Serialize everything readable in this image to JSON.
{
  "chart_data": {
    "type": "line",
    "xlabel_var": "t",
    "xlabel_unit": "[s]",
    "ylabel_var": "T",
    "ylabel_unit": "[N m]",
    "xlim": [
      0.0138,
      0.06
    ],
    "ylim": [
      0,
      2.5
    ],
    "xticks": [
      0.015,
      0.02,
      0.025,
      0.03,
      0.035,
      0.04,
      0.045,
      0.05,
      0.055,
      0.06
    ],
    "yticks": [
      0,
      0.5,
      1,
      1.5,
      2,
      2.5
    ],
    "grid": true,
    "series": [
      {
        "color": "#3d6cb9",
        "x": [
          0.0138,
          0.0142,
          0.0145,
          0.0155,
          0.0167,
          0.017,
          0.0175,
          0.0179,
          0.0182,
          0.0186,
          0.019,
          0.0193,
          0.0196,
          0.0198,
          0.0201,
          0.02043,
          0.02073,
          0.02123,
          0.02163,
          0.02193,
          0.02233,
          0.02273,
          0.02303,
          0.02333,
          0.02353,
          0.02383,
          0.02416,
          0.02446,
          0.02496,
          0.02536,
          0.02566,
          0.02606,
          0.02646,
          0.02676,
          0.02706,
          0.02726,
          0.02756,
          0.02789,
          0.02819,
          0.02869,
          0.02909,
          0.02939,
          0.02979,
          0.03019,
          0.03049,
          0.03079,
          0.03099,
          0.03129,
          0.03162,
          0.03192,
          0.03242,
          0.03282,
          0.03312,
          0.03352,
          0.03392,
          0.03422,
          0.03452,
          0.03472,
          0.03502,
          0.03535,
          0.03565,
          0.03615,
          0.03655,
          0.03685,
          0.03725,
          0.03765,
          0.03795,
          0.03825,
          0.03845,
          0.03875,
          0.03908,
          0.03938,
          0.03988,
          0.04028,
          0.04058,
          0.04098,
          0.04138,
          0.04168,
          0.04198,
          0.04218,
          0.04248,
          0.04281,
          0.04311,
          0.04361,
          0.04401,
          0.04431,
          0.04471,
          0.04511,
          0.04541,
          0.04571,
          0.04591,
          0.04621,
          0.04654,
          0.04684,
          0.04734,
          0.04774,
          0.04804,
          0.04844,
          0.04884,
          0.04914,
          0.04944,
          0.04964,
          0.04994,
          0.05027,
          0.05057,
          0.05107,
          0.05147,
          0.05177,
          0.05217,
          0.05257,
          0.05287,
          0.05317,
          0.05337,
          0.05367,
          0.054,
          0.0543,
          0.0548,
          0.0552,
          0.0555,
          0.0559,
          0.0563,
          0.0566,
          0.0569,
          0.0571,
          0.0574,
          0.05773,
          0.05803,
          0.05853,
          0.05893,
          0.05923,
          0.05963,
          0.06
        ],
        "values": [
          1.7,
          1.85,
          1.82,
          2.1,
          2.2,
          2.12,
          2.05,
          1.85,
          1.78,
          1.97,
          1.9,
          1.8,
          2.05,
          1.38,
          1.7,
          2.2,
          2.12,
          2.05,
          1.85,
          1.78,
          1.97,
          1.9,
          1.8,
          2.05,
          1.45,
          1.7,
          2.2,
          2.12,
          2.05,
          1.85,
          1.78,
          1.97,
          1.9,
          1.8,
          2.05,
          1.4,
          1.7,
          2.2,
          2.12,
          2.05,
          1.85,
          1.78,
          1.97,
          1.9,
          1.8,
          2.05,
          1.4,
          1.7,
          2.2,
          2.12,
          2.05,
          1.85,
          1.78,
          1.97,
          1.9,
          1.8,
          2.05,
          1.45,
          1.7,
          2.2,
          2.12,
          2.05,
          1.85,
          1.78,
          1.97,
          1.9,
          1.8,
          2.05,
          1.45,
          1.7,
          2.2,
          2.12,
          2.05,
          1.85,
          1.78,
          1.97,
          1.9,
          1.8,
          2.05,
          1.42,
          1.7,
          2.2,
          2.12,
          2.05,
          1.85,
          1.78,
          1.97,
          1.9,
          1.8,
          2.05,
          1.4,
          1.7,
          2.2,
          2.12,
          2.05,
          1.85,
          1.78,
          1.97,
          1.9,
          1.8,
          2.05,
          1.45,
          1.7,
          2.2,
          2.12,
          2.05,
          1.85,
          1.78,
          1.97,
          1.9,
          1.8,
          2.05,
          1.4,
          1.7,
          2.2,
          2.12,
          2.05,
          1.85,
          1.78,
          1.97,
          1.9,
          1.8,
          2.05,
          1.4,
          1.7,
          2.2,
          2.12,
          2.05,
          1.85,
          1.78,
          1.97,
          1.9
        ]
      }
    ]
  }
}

● **PROMPT**
Return the whole listing exactly, with every line included.

● **EXPECTED OUTPUT**
Serialize everything readable in this image to JSON.
{
  "chart_data": {
    "type": "line",
    "xlabel_var": "t",
    "xlabel_unit": "[s]",
    "ylabel_var": "T",
    "ylabel_unit": "[N m]",
    "xlim": [
      0.0138,
      0.06
    ],
    "ylim": [
      0,
      2.5
    ],
    "xticks": [
      0.015,
      0.02,
      0.025,
      0.03,
      0.035,
      0.04,
      0.045,
      0.05,
      0.055,
      0.06
    ],
    "yticks": [
      0,
      0.5,
      1,
      1.5,
      2,
      2.5
    ],
    "grid": true,
    "series": [
      {
        "color": "#3d6cb9",
        "x": [
          0.0138,
          0.0142,
          0.0145,
          0.0155,
          0.0167,
          0.017,
          0.0175,
          0.0179,
          0.0182,
          0.0186,
          0.019,
          0.0193,
          0.0196,
          0.0198,
          0.0201,
          0.02043,
          0.02073,
          0.02123,
          0.02163,
          0.02193,
          0.02233,
          0.02273,
          0.02303,
          0.02333,
          0.02353,
          0.02383,
          0.02416,
          0.02446,
          0.02496,
          0.02536,
          0.02566,
          0.02606,
          0.02646,
          0.02676,
          0.02706,
          0.02726,
          0.02756,
          0.02789,
          0.02819,
          0.02869,
          0.02909,
          0.02939,
          0.02979,
          0.03019,
          0.03049,
          0.03079,
          0.03099,
          0.03129,
          0.03162,
          0.03192,
          0.03242,
          0.03282,
          0.03312,
          0.03352,
          0.03392,
          0.03422,
          0.03452,
          0.03472,
          0.03502,
          0.03535,
          0.03565,
          0.03615,
          0.03655,
          0.03685,
          0.03725,
          0.03765,
          0.03795,
          0.03825,
          0.03845,
          0.03875,
          0.03908,
          0.03938,
          0.03988,
          0.04028,
          0.04058,
          0.04098,
          0.04138,
          0.04168,
          0.04198,
          0.04218,
          0.04248,
          0.04281,
          0.04311,
          0.04361,
          0.04401,
          0.04431,
          0.04471,
          0.04511,
          0.04541,
          0.04571,
          0.04591,
          0.04621,
          0.04654,
          0.04684,
          0.04734,
          0.04774,
          0.04804,
          0.04844,
          0.04884,
          0.04914,
          0.04944,
          0.04964,
          0.04994,
          0.05027,
          0.05057,
          0.05107,
          0.05147,
          0.05177,
          0.05217,
          0.05257,
          0.05287,
          0.05317,
          0.05337,
          0.05367,
          0.054,
          0.0543,
          0.0548,
          0.0552,
          0.0555,
          0.0559,
          0.0563,
          0.0566,
          0.0569,
          0.0571,
          0.0574,
          0.05773,
          0.05803,
          0.05853,
          0.05893,
          0.05923,
          0.05963,
          0.06
        ],
        "values": [
          1.7,
          1.85,
          1.82,
          2.1,
          2.2,
          2.12,
          2.05,
          1.85,
          1.78,
          1.97,
          1.9,
          1.8,
          2.05,
          1.38,
          1.7,
          2.2,
          2.12,
          2.05,
          1.85,
          1.78,
          1.97,
          1.9,
          1.8,
          2.05,
          1.45,
          1.7,
          2.2,
          2.12,
          2.05,
          1.85,
          1.78,
          1.97,
          1.9,
          1.8,
          2.05,
          1.4,
          1.7,
          2.2,
          2.12,
          2.05,
          1.85,
          1.78,
          1.97,
          1.9,
          1.8,
          2.05,
          1.4,
          1.7,
          2.2,
          2.12,
          2.05,
          1.85,
          1.78,
          1.97,
          1.9,
          1.8,
          2.05,
          1.45,
          1.7,
          2.2,
          2.12,
          2.05,
          1.85,
          1.78,
          1.97,
          1.9,
          1.8,
          2.05,
          1.45,
          1.7,
          2.2,
          2.12,
          2.05,
          1.85,
          1.78,
          1.97,
          1.9,
          1.8,
          2.05,
          1.42,
          1.7,
          2.2,
          2.12,
          2.05,
          1.85,
          1.78,
          1.97,
          1.9,
          1.8,
          2.05,
          1.4,
          1.7,
          2.2,
          2.12,
          2.05,
          1.85,
          1.78,
          1.97,
          1.9,
          1.8,
          2.05,
          1.45,
          1.7,
          2.2,
          2.12,
          2.05,
          1.85,
          1.78,
          1.97,
          1.9,
          1.8,
          2.05,
          1.4,
          1.7,
          2.2,
          2.12,
          2.05,
          1.85,
          1.78,
          1.97,
          1.9,
          1.8,
          2.05,
          1.4,
          1.7,
          2.2,
          2.12,
          2.05,
          1.85,
          1.78,
          1.97,
          1.9
        ]
      }
    ]
  }
}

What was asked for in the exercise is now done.